Exercise details: Find the lines with the string "this" and return them.
--- START Extracted data ---
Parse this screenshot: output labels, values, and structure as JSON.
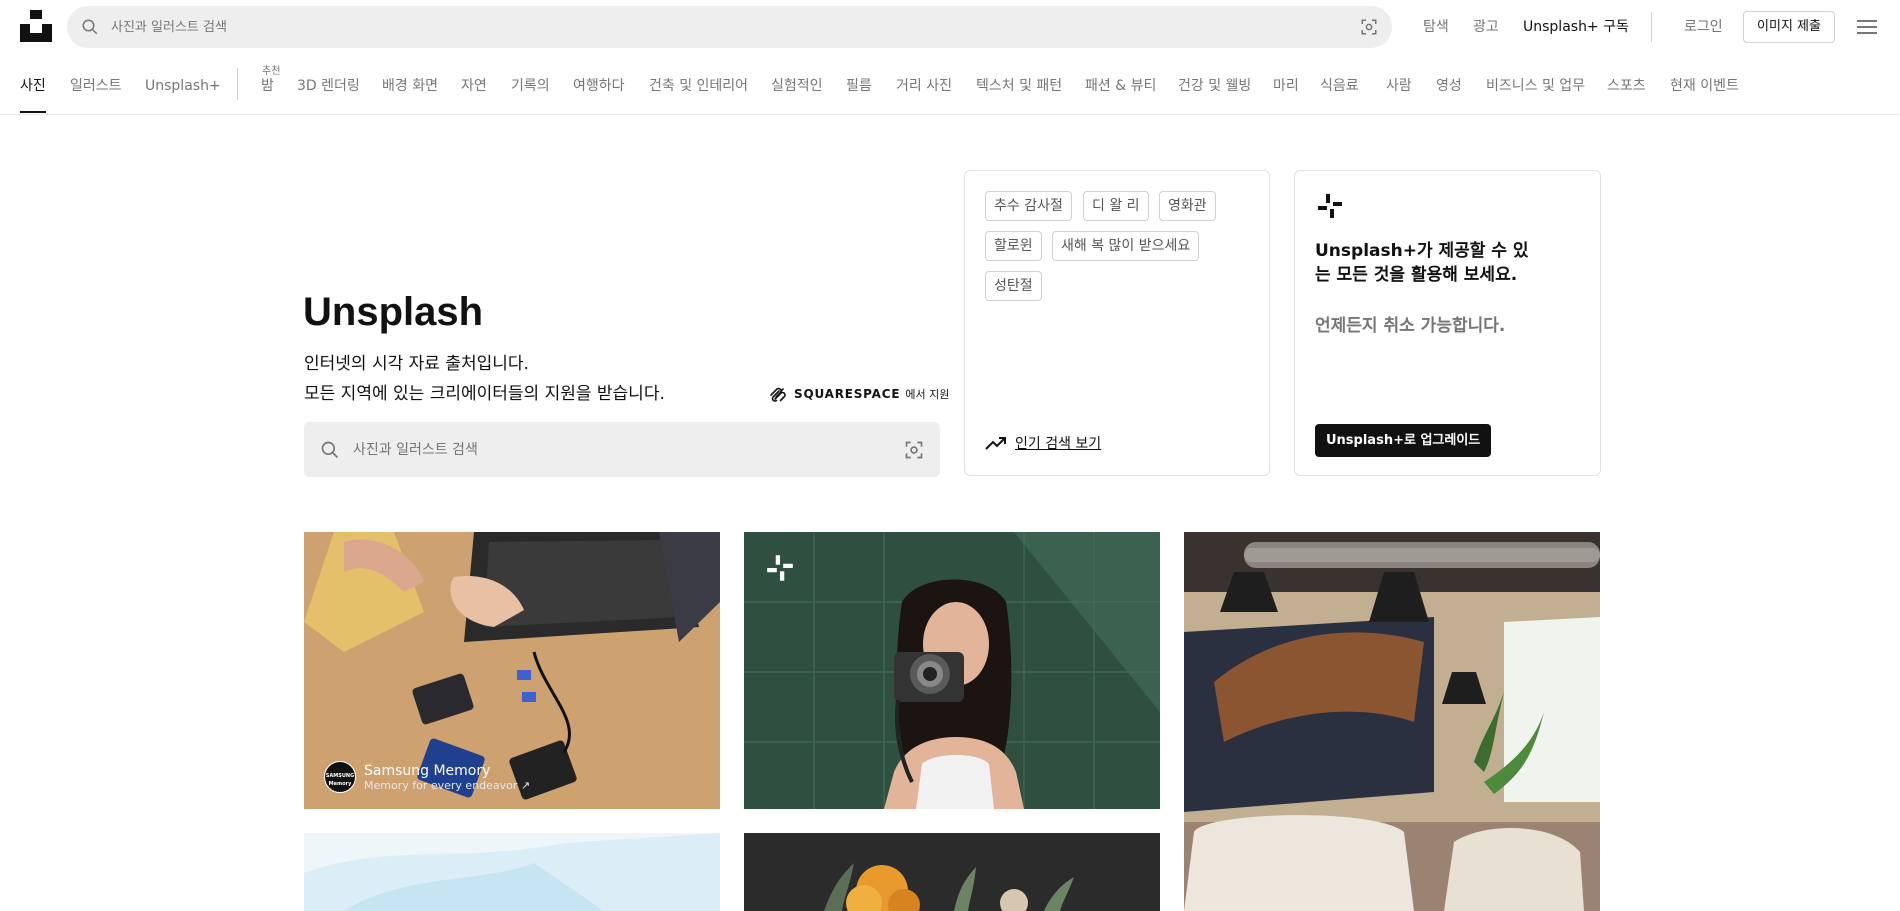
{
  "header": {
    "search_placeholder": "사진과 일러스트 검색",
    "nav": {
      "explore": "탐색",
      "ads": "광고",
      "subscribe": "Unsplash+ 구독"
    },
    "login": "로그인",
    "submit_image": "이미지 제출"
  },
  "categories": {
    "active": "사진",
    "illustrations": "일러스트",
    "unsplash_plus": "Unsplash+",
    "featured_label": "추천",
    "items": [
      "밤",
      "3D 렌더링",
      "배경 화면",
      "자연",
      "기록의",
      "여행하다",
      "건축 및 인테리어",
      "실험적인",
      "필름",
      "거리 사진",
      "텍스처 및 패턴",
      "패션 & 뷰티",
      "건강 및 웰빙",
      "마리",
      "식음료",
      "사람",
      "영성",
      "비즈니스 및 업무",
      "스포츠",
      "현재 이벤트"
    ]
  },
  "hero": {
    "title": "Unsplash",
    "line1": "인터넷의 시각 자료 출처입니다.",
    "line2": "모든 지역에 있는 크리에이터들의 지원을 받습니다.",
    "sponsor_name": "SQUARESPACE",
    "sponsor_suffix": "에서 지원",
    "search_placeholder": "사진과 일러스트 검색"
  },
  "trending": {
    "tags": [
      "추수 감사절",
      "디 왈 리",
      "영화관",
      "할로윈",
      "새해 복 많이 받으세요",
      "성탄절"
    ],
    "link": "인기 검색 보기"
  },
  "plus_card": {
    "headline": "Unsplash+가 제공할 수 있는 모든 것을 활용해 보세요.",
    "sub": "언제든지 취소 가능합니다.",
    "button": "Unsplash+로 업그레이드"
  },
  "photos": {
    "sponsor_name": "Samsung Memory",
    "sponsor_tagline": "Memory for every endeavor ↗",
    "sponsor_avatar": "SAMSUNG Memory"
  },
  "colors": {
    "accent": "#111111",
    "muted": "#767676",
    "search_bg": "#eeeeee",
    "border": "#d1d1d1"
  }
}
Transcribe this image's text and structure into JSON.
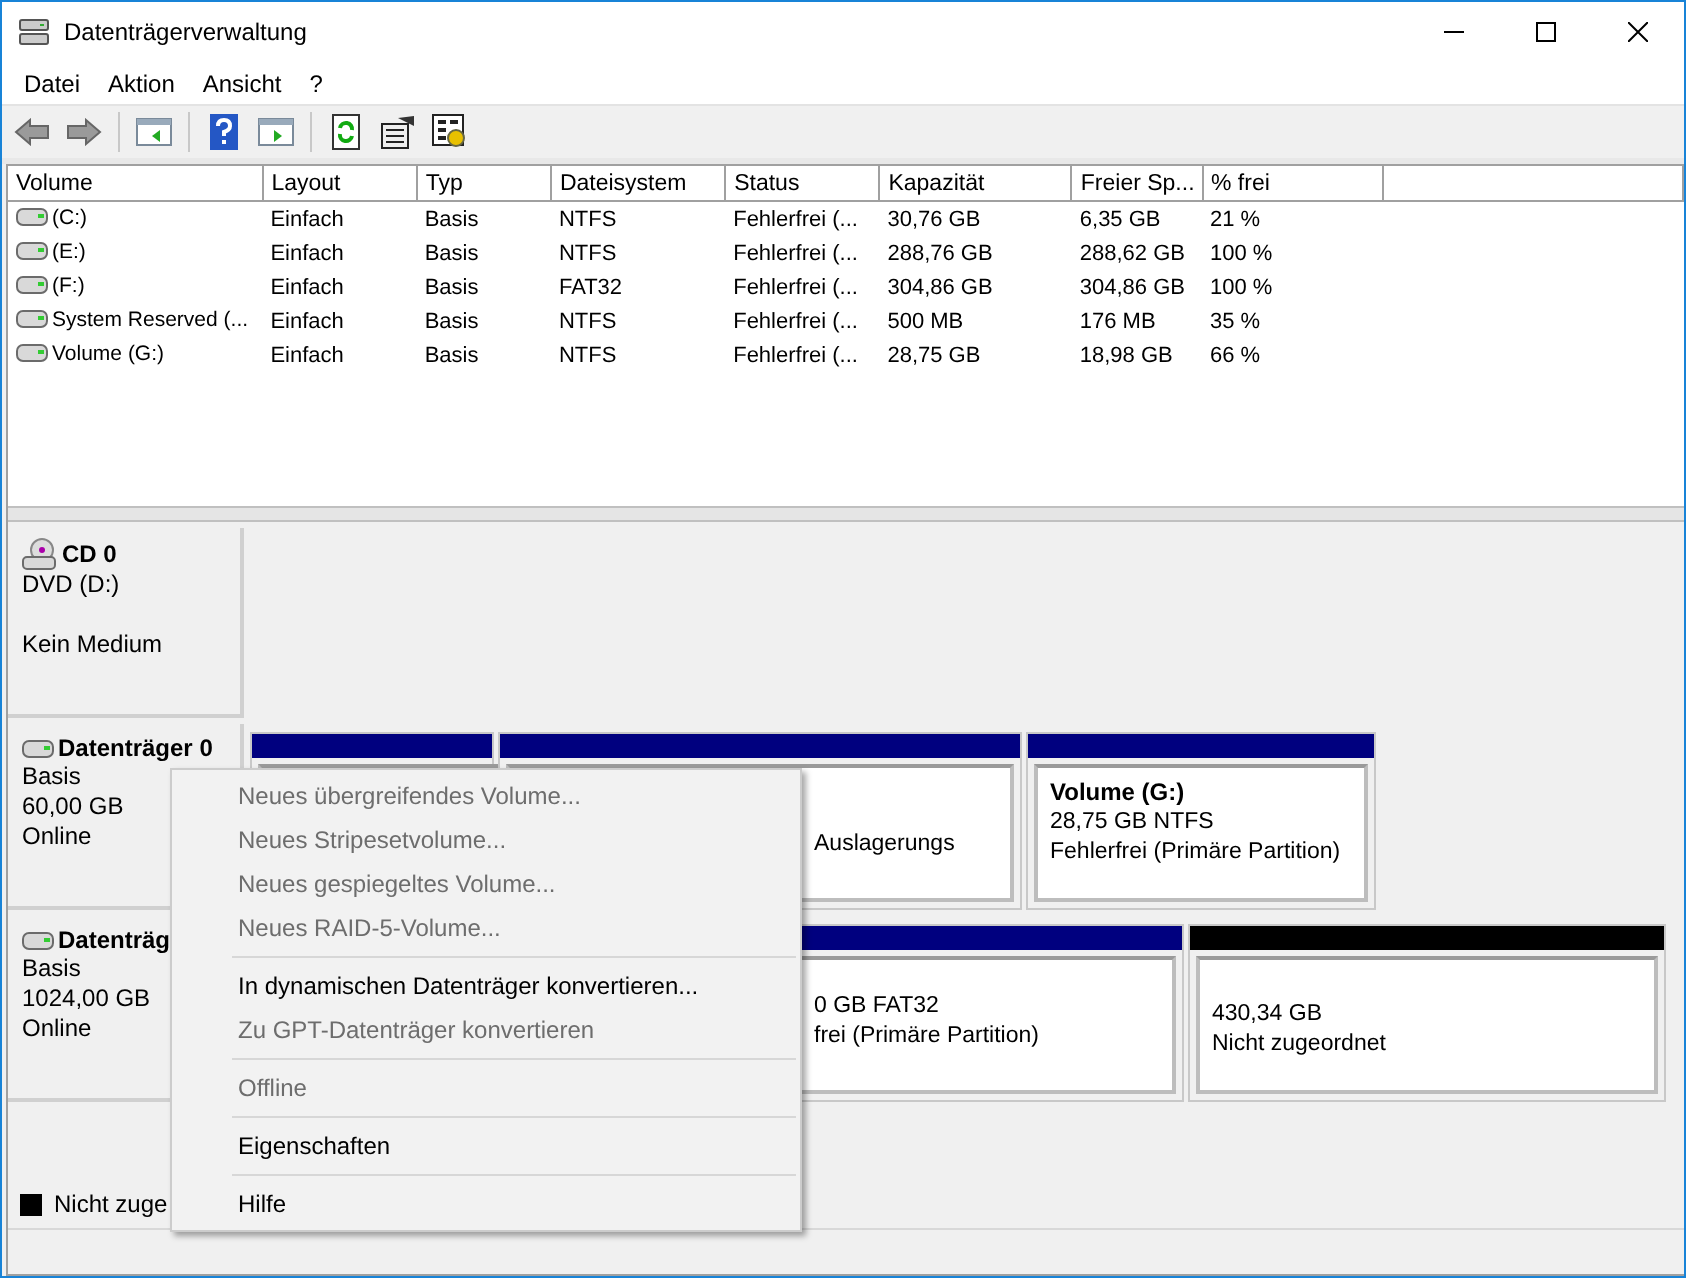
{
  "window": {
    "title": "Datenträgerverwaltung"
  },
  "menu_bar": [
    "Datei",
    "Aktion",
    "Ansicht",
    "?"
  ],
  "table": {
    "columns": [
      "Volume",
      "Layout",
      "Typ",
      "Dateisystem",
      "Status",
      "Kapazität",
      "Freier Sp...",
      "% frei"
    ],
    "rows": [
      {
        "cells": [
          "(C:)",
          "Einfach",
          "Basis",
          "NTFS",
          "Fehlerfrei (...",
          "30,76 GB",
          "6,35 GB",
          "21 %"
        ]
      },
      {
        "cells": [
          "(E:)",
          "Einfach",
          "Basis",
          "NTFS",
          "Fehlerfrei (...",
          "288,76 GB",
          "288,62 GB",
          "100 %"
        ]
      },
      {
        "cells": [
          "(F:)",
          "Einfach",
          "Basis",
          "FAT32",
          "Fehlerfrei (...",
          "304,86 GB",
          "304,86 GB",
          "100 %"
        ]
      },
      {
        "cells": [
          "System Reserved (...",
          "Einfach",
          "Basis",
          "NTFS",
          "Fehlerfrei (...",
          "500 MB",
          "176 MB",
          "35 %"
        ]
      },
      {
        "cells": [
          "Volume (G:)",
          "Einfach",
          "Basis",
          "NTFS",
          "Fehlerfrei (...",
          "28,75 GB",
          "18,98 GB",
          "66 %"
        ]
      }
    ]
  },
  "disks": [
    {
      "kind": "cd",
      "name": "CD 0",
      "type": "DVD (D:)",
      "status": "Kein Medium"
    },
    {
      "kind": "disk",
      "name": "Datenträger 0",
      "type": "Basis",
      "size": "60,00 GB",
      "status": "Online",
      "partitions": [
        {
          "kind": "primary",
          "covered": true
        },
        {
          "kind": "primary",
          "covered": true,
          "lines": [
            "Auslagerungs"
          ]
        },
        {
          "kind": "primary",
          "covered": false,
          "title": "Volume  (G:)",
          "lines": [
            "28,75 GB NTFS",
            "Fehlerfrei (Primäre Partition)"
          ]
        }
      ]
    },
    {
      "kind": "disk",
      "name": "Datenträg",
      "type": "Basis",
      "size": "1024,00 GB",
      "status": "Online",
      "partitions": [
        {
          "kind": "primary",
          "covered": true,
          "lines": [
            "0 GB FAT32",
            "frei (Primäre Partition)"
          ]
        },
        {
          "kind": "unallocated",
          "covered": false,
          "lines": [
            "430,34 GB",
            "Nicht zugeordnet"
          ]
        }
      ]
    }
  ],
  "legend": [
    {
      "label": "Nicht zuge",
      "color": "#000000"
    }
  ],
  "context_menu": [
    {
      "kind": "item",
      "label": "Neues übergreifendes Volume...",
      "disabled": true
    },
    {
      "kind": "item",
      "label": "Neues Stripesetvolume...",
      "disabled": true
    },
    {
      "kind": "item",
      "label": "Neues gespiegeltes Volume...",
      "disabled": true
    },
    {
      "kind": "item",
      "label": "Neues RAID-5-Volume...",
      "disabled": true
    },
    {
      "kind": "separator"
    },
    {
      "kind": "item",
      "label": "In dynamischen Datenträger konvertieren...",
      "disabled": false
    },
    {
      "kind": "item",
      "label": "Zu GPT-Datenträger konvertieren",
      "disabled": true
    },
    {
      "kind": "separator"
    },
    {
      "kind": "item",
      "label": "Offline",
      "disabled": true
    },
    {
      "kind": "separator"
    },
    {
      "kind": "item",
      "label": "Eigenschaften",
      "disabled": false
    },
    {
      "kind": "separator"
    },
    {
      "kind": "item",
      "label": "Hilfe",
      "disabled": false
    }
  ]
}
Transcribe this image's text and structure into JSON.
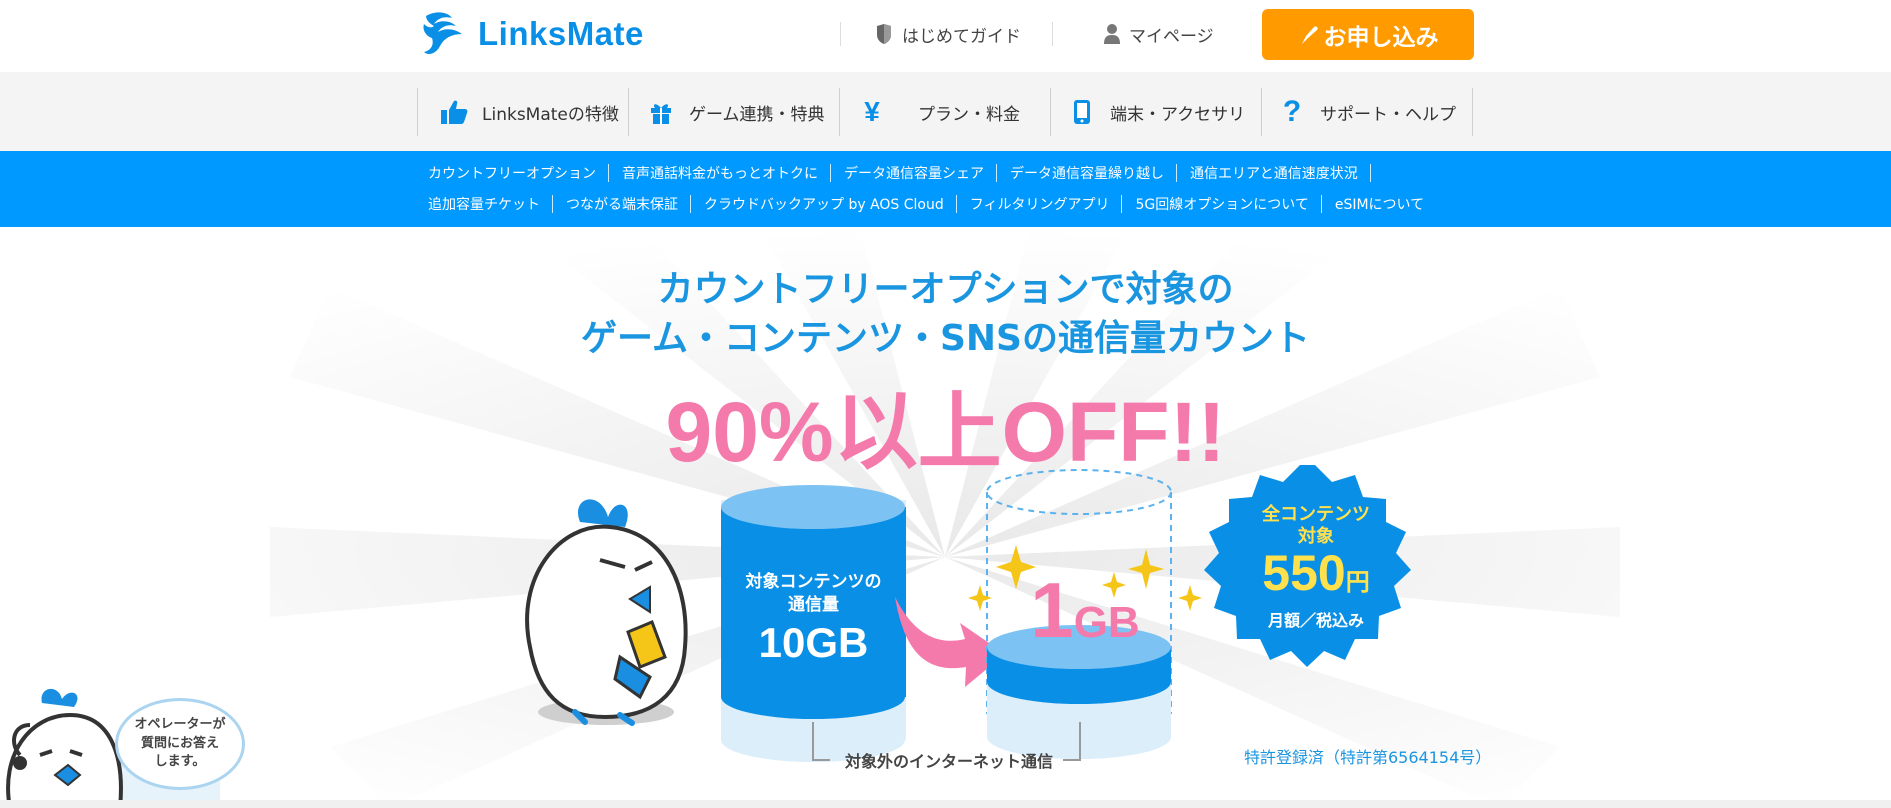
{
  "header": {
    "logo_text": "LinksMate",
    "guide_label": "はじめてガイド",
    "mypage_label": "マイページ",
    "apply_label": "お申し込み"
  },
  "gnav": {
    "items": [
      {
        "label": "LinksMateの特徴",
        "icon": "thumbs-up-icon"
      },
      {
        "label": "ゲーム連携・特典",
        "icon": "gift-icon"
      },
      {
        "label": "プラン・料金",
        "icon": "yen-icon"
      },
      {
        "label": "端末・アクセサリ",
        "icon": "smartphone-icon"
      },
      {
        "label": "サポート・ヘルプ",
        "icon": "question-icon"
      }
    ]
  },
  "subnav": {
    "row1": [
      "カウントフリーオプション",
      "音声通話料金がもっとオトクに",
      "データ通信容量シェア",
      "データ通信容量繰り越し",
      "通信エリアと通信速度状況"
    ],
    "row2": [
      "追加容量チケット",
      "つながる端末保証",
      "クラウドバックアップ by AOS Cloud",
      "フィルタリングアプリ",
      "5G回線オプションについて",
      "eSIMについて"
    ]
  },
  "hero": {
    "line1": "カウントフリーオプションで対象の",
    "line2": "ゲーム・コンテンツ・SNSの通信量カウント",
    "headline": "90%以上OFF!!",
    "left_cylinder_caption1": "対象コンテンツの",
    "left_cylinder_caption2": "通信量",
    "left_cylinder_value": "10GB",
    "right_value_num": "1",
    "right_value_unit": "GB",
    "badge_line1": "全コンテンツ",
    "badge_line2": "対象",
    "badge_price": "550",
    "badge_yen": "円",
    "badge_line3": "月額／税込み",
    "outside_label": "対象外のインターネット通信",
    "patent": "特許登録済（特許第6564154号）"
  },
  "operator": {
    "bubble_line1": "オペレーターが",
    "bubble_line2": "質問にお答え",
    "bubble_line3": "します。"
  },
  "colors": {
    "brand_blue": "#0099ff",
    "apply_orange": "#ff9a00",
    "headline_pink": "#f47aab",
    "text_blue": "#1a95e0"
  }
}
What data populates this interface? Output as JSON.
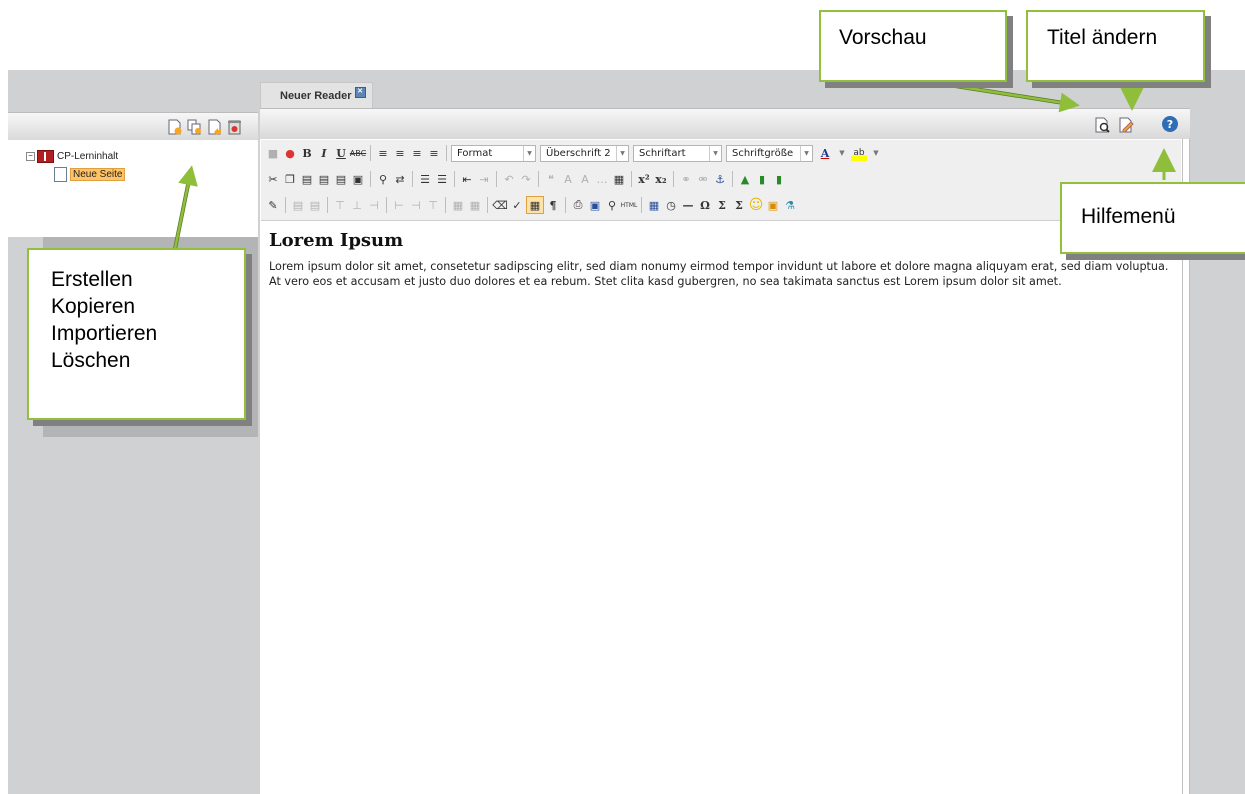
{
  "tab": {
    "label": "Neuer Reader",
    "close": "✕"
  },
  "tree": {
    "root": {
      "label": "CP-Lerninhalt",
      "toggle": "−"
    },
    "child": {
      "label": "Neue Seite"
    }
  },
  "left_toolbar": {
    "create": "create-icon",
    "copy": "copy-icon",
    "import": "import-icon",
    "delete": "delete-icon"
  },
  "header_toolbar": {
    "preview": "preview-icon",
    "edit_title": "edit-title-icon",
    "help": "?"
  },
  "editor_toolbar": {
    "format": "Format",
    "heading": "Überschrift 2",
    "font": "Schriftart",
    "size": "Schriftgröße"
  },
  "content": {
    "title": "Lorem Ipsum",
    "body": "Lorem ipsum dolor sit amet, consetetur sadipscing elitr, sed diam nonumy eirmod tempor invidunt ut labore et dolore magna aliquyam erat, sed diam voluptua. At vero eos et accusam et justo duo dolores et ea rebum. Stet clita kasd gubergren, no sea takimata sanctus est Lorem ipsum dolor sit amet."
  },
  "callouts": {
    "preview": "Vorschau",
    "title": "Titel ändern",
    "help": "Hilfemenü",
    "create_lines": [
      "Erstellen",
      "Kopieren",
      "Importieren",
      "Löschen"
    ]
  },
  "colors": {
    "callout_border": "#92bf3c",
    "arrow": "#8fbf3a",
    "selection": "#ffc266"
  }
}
--- END Extracted data ---
Answer to the problem:
Parse this screenshot: output labels, values, and structure as JSON.
Transcribe this image's text and structure into JSON.
Transcribe this image's text and structure into JSON.
What data populates this interface? Output as JSON.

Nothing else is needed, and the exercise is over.